= REQUIREMENTS =
How many lines in the entries below include the string "caelum"? Answer with the number only.

= PROVIDED RECORDS =
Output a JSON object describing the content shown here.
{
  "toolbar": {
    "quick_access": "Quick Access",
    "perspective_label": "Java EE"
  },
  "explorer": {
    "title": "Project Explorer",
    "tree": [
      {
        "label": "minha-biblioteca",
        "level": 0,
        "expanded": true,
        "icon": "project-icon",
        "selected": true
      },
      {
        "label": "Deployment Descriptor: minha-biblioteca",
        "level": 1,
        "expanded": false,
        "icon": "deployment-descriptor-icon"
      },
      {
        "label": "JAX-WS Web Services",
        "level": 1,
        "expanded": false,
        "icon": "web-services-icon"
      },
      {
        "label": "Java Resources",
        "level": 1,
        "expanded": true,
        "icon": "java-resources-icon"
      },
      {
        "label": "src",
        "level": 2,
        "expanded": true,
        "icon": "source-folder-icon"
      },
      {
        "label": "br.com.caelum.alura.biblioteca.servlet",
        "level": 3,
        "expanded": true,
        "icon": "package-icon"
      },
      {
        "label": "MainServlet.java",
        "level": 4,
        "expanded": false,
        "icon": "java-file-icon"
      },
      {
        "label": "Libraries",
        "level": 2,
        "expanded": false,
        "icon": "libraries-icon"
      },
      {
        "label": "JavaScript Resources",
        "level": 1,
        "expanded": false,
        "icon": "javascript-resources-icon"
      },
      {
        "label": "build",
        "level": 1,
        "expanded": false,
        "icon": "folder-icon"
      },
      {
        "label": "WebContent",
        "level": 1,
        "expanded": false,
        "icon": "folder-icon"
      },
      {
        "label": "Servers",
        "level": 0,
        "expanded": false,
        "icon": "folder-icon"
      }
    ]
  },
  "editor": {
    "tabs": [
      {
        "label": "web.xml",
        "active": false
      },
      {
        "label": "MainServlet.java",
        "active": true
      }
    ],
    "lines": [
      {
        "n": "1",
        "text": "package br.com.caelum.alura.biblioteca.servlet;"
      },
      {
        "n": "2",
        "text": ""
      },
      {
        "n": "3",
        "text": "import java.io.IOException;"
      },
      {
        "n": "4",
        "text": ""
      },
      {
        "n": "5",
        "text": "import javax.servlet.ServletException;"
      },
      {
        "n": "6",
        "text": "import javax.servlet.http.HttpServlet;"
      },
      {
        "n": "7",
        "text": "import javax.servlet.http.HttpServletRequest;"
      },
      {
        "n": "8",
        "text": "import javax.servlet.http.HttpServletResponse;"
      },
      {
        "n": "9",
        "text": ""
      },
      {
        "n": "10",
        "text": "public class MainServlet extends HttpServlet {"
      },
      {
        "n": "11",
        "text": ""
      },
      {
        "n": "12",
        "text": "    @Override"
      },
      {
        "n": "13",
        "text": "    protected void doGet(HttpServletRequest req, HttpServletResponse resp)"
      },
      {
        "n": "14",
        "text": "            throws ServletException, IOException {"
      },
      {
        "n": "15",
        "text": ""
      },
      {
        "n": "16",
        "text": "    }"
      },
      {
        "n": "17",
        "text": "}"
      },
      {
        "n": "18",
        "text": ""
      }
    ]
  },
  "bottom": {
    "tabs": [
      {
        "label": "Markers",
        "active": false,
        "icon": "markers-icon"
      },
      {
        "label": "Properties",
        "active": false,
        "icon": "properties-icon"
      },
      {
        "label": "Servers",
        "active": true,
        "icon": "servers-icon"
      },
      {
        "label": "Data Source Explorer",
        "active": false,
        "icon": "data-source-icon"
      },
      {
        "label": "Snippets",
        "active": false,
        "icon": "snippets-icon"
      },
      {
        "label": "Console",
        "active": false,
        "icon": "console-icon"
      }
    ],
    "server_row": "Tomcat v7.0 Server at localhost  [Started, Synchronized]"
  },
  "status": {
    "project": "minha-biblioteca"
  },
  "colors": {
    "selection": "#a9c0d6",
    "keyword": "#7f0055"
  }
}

= FINAL ANSWER =
2